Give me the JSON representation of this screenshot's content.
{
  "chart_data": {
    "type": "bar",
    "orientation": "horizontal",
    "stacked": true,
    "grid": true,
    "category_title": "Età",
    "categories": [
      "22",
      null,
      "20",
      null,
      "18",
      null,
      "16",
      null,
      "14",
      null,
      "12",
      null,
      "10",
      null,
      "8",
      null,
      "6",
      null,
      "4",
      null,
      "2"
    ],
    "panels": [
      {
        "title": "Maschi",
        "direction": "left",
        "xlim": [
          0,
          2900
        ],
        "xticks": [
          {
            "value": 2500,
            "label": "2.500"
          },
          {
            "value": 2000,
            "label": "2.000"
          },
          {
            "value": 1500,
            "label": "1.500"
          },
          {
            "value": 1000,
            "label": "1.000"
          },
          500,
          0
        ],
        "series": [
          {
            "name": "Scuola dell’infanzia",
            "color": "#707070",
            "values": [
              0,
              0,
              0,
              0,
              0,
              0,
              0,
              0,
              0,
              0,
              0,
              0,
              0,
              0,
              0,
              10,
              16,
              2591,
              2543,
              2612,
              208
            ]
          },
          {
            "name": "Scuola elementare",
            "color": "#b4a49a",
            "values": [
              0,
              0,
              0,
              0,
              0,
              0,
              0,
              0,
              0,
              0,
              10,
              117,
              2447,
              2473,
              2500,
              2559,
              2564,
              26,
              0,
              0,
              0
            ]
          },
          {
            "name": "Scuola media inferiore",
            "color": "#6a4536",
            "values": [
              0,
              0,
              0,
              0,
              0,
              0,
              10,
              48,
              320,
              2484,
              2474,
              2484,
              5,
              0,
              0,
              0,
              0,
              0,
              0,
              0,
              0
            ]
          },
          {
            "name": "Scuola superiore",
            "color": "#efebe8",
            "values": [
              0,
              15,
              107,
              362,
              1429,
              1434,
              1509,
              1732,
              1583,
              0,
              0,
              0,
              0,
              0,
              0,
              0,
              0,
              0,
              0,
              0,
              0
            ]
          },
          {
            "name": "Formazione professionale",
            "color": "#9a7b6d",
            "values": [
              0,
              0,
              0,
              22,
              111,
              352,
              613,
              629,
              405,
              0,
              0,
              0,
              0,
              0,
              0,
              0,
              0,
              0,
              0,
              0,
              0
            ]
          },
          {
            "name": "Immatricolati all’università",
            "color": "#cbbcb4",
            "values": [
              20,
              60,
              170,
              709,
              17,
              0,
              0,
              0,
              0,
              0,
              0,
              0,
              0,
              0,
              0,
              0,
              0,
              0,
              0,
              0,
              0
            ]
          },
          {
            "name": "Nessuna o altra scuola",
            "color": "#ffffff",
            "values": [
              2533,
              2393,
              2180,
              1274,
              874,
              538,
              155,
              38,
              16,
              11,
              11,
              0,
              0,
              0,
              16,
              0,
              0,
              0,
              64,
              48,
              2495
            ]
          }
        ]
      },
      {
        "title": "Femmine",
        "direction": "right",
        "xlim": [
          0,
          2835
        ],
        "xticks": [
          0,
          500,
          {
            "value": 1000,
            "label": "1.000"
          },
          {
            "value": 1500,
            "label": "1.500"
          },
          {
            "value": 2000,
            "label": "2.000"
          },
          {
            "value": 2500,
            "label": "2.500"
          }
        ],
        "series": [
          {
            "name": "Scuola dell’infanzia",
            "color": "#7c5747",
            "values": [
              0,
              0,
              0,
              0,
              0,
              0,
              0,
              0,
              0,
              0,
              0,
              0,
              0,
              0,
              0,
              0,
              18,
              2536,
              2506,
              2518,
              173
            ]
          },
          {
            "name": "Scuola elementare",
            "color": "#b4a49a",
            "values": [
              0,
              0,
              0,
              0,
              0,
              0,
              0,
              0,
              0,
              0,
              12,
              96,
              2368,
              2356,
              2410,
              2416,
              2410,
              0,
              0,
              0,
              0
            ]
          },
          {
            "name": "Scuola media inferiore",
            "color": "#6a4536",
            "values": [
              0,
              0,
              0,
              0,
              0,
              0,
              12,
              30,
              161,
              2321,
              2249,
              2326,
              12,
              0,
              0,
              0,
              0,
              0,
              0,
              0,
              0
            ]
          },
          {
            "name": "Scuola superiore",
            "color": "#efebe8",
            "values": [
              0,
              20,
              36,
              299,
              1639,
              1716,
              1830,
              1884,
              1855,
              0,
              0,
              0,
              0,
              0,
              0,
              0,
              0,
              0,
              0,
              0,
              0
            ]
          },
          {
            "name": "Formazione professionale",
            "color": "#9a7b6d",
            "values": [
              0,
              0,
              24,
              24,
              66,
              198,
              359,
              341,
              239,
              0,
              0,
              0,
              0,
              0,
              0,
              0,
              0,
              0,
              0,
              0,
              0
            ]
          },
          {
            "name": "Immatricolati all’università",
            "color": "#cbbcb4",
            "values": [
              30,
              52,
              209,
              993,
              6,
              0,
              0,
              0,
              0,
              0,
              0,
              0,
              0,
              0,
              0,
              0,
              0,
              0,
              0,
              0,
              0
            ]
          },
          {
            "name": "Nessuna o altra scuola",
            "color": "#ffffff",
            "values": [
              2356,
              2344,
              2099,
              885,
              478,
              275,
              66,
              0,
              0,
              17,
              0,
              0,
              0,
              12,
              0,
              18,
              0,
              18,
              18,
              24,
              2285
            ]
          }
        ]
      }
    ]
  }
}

◆ **Task description**: Go through the records and print each one exactly.

◆ **Answer to this task**:
Give me the JSON representation of this screenshot's content.
{
  "chart_data": {
    "type": "bar",
    "orientation": "horizontal",
    "stacked": true,
    "grid": true,
    "category_title": "Età",
    "categories": [
      "22",
      null,
      "20",
      null,
      "18",
      null,
      "16",
      null,
      "14",
      null,
      "12",
      null,
      "10",
      null,
      "8",
      null,
      "6",
      null,
      "4",
      null,
      "2"
    ],
    "panels": [
      {
        "title": "Maschi",
        "direction": "left",
        "xlim": [
          0,
          2900
        ],
        "xticks": [
          {
            "value": 2500,
            "label": "2.500"
          },
          {
            "value": 2000,
            "label": "2.000"
          },
          {
            "value": 1500,
            "label": "1.500"
          },
          {
            "value": 1000,
            "label": "1.000"
          },
          500,
          0
        ],
        "series": [
          {
            "name": "Scuola dell’infanzia",
            "color": "#707070",
            "values": [
              0,
              0,
              0,
              0,
              0,
              0,
              0,
              0,
              0,
              0,
              0,
              0,
              0,
              0,
              0,
              10,
              16,
              2591,
              2543,
              2612,
              208
            ]
          },
          {
            "name": "Scuola elementare",
            "color": "#b4a49a",
            "values": [
              0,
              0,
              0,
              0,
              0,
              0,
              0,
              0,
              0,
              0,
              10,
              117,
              2447,
              2473,
              2500,
              2559,
              2564,
              26,
              0,
              0,
              0
            ]
          },
          {
            "name": "Scuola media inferiore",
            "color": "#6a4536",
            "values": [
              0,
              0,
              0,
              0,
              0,
              0,
              10,
              48,
              320,
              2484,
              2474,
              2484,
              5,
              0,
              0,
              0,
              0,
              0,
              0,
              0,
              0
            ]
          },
          {
            "name": "Scuola superiore",
            "color": "#efebe8",
            "values": [
              0,
              15,
              107,
              362,
              1429,
              1434,
              1509,
              1732,
              1583,
              0,
              0,
              0,
              0,
              0,
              0,
              0,
              0,
              0,
              0,
              0,
              0
            ]
          },
          {
            "name": "Formazione professionale",
            "color": "#9a7b6d",
            "values": [
              0,
              0,
              0,
              22,
              111,
              352,
              613,
              629,
              405,
              0,
              0,
              0,
              0,
              0,
              0,
              0,
              0,
              0,
              0,
              0,
              0
            ]
          },
          {
            "name": "Immatricolati all’università",
            "color": "#cbbcb4",
            "values": [
              20,
              60,
              170,
              709,
              17,
              0,
              0,
              0,
              0,
              0,
              0,
              0,
              0,
              0,
              0,
              0,
              0,
              0,
              0,
              0,
              0
            ]
          },
          {
            "name": "Nessuna o altra scuola",
            "color": "#ffffff",
            "values": [
              2533,
              2393,
              2180,
              1274,
              874,
              538,
              155,
              38,
              16,
              11,
              11,
              0,
              0,
              0,
              16,
              0,
              0,
              0,
              64,
              48,
              2495
            ]
          }
        ]
      },
      {
        "title": "Femmine",
        "direction": "right",
        "xlim": [
          0,
          2835
        ],
        "xticks": [
          0,
          500,
          {
            "value": 1000,
            "label": "1.000"
          },
          {
            "value": 1500,
            "label": "1.500"
          },
          {
            "value": 2000,
            "label": "2.000"
          },
          {
            "value": 2500,
            "label": "2.500"
          }
        ],
        "series": [
          {
            "name": "Scuola dell’infanzia",
            "color": "#7c5747",
            "values": [
              0,
              0,
              0,
              0,
              0,
              0,
              0,
              0,
              0,
              0,
              0,
              0,
              0,
              0,
              0,
              0,
              18,
              2536,
              2506,
              2518,
              173
            ]
          },
          {
            "name": "Scuola elementare",
            "color": "#b4a49a",
            "values": [
              0,
              0,
              0,
              0,
              0,
              0,
              0,
              0,
              0,
              0,
              12,
              96,
              2368,
              2356,
              2410,
              2416,
              2410,
              0,
              0,
              0,
              0
            ]
          },
          {
            "name": "Scuola media inferiore",
            "color": "#6a4536",
            "values": [
              0,
              0,
              0,
              0,
              0,
              0,
              12,
              30,
              161,
              2321,
              2249,
              2326,
              12,
              0,
              0,
              0,
              0,
              0,
              0,
              0,
              0
            ]
          },
          {
            "name": "Scuola superiore",
            "color": "#efebe8",
            "values": [
              0,
              20,
              36,
              299,
              1639,
              1716,
              1830,
              1884,
              1855,
              0,
              0,
              0,
              0,
              0,
              0,
              0,
              0,
              0,
              0,
              0,
              0
            ]
          },
          {
            "name": "Formazione professionale",
            "color": "#9a7b6d",
            "values": [
              0,
              0,
              24,
              24,
              66,
              198,
              359,
              341,
              239,
              0,
              0,
              0,
              0,
              0,
              0,
              0,
              0,
              0,
              0,
              0,
              0
            ]
          },
          {
            "name": "Immatricolati all’università",
            "color": "#cbbcb4",
            "values": [
              30,
              52,
              209,
              993,
              6,
              0,
              0,
              0,
              0,
              0,
              0,
              0,
              0,
              0,
              0,
              0,
              0,
              0,
              0,
              0,
              0
            ]
          },
          {
            "name": "Nessuna o altra scuola",
            "color": "#ffffff",
            "values": [
              2356,
              2344,
              2099,
              885,
              478,
              275,
              66,
              0,
              0,
              17,
              0,
              0,
              0,
              12,
              0,
              18,
              0,
              18,
              18,
              24,
              2285
            ]
          }
        ]
      }
    ]
  }
}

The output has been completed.